• [Given information]
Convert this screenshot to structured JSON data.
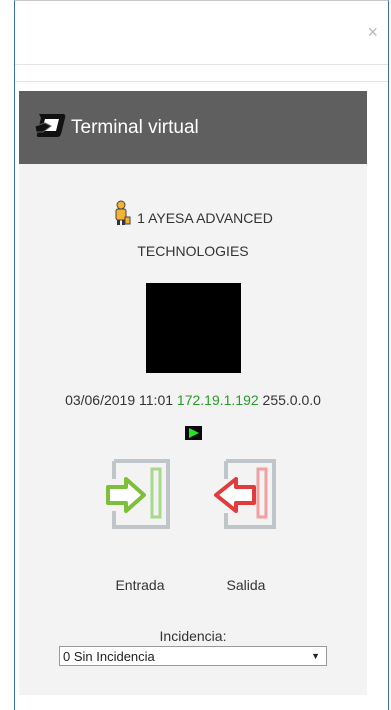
{
  "modal": {
    "close_symbol": "×"
  },
  "panel": {
    "title": "Terminal virtual"
  },
  "user": {
    "line1": "1 AYESA ADVANCED",
    "line2": "TECHNOLOGIES"
  },
  "network": {
    "datetime": "03/06/2019 11:01",
    "ip": "172.19.1.192",
    "mask": "255.0.0.0"
  },
  "actions": {
    "entrada_label": "Entrada",
    "salida_label": "Salida"
  },
  "incidencia": {
    "label": "Incidencia:",
    "selected": "0 Sin Incidencia"
  },
  "colors": {
    "header_bg": "#5f5f5f",
    "ip_green": "#2a9a2a",
    "entrada_green": "#7dbf3a",
    "salida_red": "#e23b3b"
  },
  "icons": [
    "close-icon",
    "terminal-hand-icon",
    "user-icon",
    "play-icon",
    "entrada-door-icon",
    "salida-door-icon",
    "chevron-down-icon"
  ]
}
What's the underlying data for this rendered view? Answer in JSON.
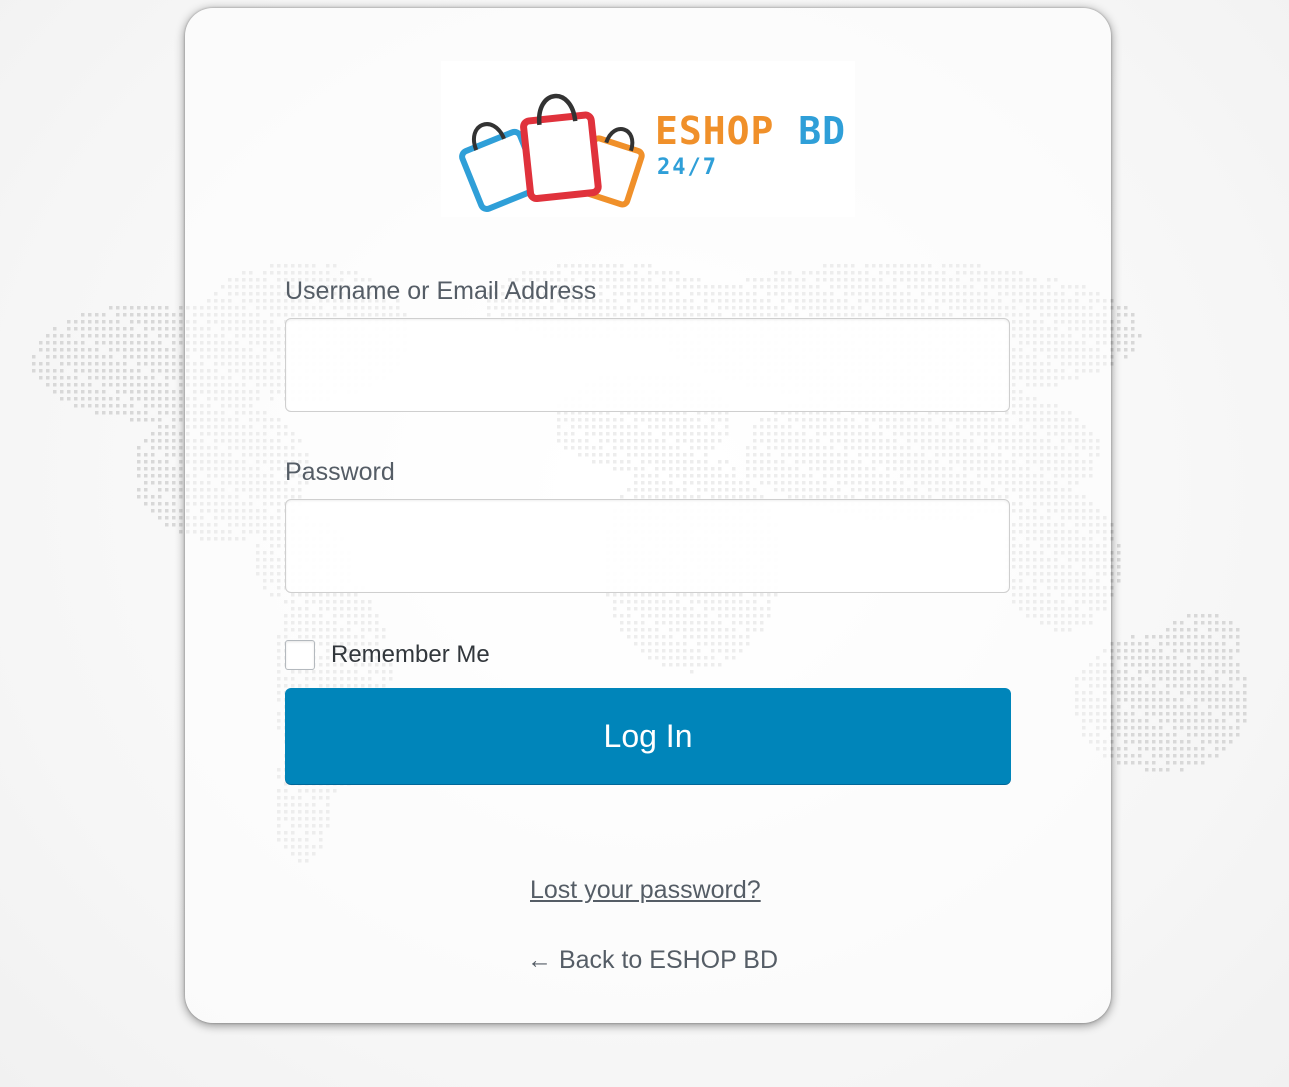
{
  "brand": {
    "logo_title_part1": "ESHOP",
    "logo_title_part2": "BD",
    "logo_subtitle": "24/7",
    "colors": {
      "orange": "#f0902a",
      "blue": "#2f9fd8",
      "red": "#e0323c"
    }
  },
  "form": {
    "username_label": "Username or Email Address",
    "username_value": "",
    "password_label": "Password",
    "password_value": "",
    "remember_label": "Remember Me",
    "remember_checked": false,
    "submit_label": "Log In"
  },
  "links": {
    "lost_password": "Lost your password?",
    "back_to_site": "← Back to ESHOP BD"
  },
  "theme": {
    "button_color": "#0085ba",
    "label_color": "#555d66"
  }
}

• [What needs to be done] Reproduce the entries exactly. Do not carry over any picture.

• [Solution]
Convert this screenshot to structured JSON data.
{
  "modal": {
    "close_symbol": "×"
  },
  "panel": {
    "title": "Terminal virtual"
  },
  "user": {
    "line1": "1 AYESA ADVANCED",
    "line2": "TECHNOLOGIES"
  },
  "network": {
    "datetime": "03/06/2019 11:01",
    "ip": "172.19.1.192",
    "mask": "255.0.0.0"
  },
  "actions": {
    "entrada_label": "Entrada",
    "salida_label": "Salida"
  },
  "incidencia": {
    "label": "Incidencia:",
    "selected": "0 Sin Incidencia"
  },
  "colors": {
    "header_bg": "#5f5f5f",
    "ip_green": "#2a9a2a",
    "entrada_green": "#7dbf3a",
    "salida_red": "#e23b3b"
  },
  "icons": [
    "close-icon",
    "terminal-hand-icon",
    "user-icon",
    "play-icon",
    "entrada-door-icon",
    "salida-door-icon",
    "chevron-down-icon"
  ]
}
What's the underlying data for this rendered view? Answer in JSON.
{
  "brand": {
    "logo_title_part1": "ESHOP",
    "logo_title_part2": "BD",
    "logo_subtitle": "24/7",
    "colors": {
      "orange": "#f0902a",
      "blue": "#2f9fd8",
      "red": "#e0323c"
    }
  },
  "form": {
    "username_label": "Username or Email Address",
    "username_value": "",
    "password_label": "Password",
    "password_value": "",
    "remember_label": "Remember Me",
    "remember_checked": false,
    "submit_label": "Log In"
  },
  "links": {
    "lost_password": "Lost your password?",
    "back_to_site": "← Back to ESHOP BD"
  },
  "theme": {
    "button_color": "#0085ba",
    "label_color": "#555d66"
  }
}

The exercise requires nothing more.